- [TASK INPUT]:
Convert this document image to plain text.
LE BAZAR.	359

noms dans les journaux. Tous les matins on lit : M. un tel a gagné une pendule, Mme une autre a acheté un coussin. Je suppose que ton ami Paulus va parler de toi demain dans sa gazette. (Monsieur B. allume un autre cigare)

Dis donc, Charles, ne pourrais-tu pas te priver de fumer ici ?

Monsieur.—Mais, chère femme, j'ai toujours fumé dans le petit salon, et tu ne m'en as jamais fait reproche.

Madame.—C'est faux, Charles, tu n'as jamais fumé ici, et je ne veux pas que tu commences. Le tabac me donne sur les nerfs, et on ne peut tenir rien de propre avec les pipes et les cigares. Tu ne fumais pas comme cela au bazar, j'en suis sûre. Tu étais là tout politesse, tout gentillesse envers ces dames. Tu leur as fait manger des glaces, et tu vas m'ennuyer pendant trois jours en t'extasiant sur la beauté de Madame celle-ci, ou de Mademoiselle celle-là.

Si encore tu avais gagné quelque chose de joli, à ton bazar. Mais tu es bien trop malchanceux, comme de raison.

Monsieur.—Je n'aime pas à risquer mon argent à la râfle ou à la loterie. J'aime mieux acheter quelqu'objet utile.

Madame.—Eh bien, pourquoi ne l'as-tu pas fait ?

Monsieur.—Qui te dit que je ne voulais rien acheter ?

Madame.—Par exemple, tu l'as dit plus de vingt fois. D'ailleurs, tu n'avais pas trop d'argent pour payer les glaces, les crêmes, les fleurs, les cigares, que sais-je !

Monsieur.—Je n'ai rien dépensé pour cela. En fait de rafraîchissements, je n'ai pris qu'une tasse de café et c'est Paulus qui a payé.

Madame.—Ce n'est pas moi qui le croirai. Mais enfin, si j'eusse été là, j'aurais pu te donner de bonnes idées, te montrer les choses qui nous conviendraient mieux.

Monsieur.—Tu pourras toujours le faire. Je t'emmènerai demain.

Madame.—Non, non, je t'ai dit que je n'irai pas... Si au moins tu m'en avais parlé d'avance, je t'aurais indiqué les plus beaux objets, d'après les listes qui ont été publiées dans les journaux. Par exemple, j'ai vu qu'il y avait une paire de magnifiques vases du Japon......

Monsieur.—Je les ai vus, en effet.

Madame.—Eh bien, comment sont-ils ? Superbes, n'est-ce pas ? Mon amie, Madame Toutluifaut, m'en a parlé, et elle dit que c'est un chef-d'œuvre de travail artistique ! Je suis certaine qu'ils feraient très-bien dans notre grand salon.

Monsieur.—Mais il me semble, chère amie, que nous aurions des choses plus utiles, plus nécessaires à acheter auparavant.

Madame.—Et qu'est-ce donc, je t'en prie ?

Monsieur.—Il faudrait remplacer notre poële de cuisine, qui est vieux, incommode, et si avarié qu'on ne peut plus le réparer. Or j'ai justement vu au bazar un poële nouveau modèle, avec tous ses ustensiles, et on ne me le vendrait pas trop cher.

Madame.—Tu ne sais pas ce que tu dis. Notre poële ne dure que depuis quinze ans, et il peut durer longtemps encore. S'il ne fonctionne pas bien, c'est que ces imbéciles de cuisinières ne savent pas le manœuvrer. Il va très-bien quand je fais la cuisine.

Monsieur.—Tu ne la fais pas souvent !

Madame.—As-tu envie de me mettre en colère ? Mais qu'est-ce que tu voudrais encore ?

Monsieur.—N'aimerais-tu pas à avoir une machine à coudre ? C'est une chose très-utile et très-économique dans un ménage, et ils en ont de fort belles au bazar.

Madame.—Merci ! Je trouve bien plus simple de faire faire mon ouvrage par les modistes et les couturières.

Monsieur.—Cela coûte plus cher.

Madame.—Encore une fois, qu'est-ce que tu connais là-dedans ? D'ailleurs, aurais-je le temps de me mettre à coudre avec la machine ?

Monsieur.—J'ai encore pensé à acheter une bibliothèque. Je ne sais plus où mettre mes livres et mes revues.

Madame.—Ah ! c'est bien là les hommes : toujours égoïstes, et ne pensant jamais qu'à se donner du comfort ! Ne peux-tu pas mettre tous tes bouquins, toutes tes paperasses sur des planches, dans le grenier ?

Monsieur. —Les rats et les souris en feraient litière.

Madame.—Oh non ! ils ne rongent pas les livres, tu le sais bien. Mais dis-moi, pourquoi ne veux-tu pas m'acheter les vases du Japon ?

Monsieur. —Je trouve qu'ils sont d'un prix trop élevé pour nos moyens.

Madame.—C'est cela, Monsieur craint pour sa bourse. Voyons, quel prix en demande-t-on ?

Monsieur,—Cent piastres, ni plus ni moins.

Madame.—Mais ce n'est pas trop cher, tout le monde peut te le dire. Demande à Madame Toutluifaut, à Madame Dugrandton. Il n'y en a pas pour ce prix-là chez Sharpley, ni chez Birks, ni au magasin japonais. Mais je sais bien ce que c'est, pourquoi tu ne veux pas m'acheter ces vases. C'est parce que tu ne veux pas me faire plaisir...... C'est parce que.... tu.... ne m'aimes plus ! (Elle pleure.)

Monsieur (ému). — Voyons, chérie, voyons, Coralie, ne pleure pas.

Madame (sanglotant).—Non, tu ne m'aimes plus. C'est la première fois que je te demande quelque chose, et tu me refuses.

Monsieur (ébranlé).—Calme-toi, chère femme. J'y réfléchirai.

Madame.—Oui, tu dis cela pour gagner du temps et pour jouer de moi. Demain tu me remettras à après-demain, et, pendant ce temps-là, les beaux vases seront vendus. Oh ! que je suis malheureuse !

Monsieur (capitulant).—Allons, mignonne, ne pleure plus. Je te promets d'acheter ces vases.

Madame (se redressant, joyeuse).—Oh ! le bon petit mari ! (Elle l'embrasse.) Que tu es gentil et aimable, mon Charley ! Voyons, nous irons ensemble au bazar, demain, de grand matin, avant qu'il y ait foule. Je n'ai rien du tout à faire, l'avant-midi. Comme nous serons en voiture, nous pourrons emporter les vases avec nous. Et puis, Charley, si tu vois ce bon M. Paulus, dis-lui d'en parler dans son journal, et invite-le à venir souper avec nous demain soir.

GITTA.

...

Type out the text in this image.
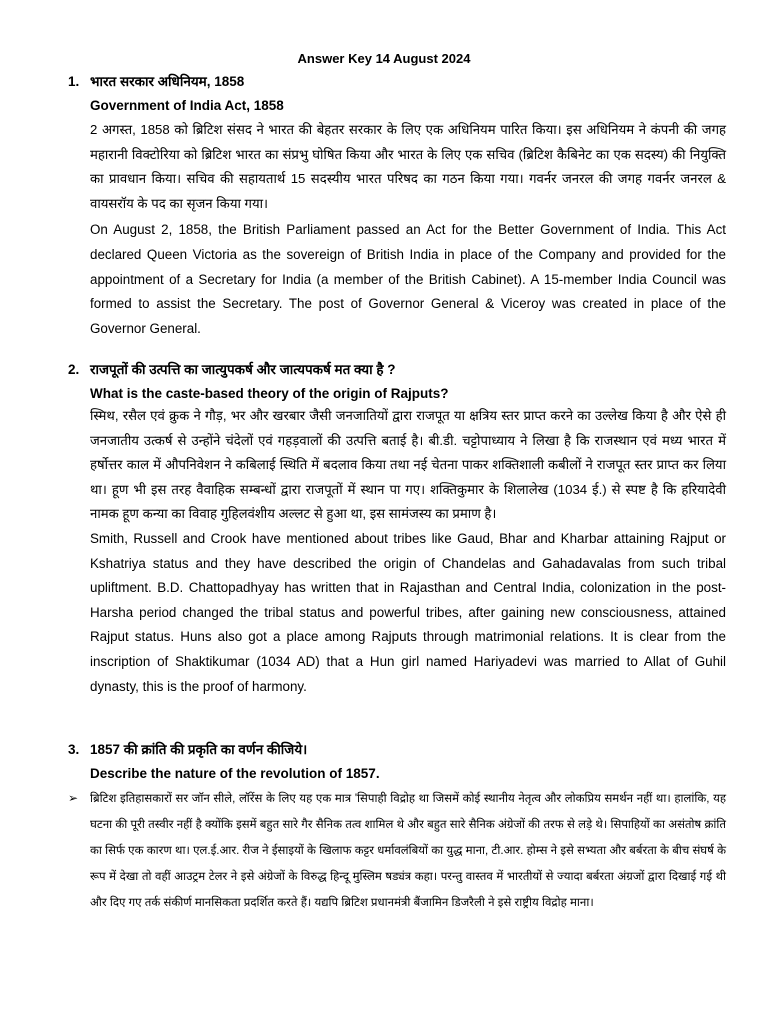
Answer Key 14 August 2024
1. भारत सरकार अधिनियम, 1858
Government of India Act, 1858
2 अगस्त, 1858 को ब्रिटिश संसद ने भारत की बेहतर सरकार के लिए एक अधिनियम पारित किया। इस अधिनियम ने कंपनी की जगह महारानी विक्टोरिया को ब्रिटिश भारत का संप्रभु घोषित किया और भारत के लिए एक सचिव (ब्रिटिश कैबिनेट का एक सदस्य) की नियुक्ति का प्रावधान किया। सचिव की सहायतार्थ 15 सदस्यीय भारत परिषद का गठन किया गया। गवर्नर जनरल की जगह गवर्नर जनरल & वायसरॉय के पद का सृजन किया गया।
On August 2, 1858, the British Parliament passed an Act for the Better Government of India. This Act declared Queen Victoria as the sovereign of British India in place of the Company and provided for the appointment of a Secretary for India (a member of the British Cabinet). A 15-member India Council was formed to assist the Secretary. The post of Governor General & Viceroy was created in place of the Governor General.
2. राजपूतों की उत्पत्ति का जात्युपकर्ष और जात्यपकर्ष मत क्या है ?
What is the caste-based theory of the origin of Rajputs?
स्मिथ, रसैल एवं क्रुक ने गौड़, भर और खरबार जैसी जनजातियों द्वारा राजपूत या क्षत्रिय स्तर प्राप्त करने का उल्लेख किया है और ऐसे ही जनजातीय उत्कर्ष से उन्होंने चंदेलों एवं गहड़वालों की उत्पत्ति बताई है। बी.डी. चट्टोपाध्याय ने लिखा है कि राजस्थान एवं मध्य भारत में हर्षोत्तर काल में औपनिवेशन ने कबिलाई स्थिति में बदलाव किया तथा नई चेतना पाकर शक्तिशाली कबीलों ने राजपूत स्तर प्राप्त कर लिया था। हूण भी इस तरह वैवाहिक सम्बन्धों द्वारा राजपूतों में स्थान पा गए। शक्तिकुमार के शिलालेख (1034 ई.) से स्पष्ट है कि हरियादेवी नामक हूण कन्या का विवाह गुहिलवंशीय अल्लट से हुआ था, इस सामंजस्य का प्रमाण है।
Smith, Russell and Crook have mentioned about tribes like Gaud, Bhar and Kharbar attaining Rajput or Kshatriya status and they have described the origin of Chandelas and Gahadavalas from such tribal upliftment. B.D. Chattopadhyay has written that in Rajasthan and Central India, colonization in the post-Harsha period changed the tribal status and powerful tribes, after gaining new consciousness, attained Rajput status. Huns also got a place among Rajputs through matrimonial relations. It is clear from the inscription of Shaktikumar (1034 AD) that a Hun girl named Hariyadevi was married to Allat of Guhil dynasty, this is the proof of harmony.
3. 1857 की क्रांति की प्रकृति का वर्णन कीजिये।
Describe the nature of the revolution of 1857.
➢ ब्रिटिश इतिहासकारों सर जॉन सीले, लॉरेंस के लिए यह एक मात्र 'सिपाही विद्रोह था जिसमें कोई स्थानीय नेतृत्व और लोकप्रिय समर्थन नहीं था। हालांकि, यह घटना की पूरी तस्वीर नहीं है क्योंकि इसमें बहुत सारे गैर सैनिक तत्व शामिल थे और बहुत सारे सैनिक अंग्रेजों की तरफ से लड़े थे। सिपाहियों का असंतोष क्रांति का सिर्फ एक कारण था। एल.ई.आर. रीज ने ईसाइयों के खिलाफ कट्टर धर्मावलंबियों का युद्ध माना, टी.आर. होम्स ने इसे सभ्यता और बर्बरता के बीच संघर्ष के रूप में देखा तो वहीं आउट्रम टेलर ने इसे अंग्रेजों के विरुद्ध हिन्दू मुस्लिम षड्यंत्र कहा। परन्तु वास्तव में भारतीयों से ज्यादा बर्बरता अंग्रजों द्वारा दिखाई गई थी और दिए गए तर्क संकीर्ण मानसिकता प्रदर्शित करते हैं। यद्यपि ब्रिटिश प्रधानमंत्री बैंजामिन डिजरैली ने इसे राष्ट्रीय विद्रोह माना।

--

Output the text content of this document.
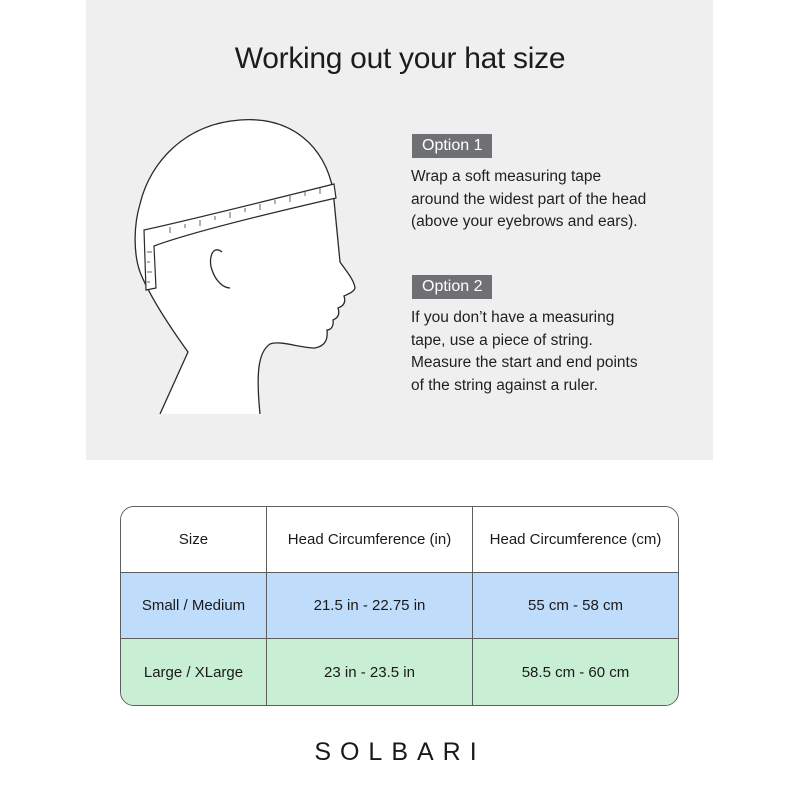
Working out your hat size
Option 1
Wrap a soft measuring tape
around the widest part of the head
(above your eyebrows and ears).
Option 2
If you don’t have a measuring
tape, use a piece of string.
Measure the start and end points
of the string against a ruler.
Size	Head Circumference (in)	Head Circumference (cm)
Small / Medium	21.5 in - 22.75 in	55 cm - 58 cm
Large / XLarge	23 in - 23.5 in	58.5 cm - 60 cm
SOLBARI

- [BRIEF]: Show, from the listing above, each line that contains the word "string".

- [REPLY]:
tape, use a piece of string.
of the string against a ruler.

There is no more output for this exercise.